Brief:
Show each line that has the string "Clerks" in it.

Items:

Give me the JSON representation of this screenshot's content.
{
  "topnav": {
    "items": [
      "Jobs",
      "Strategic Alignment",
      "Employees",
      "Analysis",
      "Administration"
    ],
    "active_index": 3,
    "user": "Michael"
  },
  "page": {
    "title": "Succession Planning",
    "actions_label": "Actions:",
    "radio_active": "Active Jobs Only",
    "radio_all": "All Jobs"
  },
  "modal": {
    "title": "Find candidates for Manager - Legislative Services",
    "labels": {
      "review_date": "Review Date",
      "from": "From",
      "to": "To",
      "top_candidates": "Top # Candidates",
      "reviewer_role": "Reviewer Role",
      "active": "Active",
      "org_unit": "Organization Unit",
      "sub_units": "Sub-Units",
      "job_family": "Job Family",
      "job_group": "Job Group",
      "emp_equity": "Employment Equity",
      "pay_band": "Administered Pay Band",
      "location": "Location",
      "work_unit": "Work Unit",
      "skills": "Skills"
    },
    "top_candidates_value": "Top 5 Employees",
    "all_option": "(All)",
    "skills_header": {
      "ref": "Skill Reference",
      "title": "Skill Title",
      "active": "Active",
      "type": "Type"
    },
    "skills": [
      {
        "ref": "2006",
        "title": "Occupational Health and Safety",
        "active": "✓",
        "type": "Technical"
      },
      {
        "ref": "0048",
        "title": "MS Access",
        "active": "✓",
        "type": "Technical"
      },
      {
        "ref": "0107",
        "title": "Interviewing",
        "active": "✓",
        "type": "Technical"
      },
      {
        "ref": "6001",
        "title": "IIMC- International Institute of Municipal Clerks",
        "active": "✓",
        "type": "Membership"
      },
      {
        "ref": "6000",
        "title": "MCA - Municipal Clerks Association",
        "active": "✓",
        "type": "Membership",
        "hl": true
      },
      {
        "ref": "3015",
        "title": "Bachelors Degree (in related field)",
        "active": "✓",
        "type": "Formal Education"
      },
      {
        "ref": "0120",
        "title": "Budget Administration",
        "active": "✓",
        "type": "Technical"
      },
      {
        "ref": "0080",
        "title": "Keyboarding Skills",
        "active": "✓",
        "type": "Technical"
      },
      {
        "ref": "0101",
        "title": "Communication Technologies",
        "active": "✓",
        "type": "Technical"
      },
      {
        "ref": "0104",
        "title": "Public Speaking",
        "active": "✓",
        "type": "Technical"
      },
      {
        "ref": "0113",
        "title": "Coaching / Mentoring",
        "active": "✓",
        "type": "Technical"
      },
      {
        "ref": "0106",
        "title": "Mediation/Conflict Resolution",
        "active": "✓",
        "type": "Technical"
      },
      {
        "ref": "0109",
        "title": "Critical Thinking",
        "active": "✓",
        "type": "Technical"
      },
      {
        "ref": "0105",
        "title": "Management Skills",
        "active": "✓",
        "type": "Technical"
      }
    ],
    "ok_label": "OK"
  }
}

Response below:
        "title": "IIMC- International Institute of Municipal Clerks",
        "title": "MCA - Municipal Clerks Association",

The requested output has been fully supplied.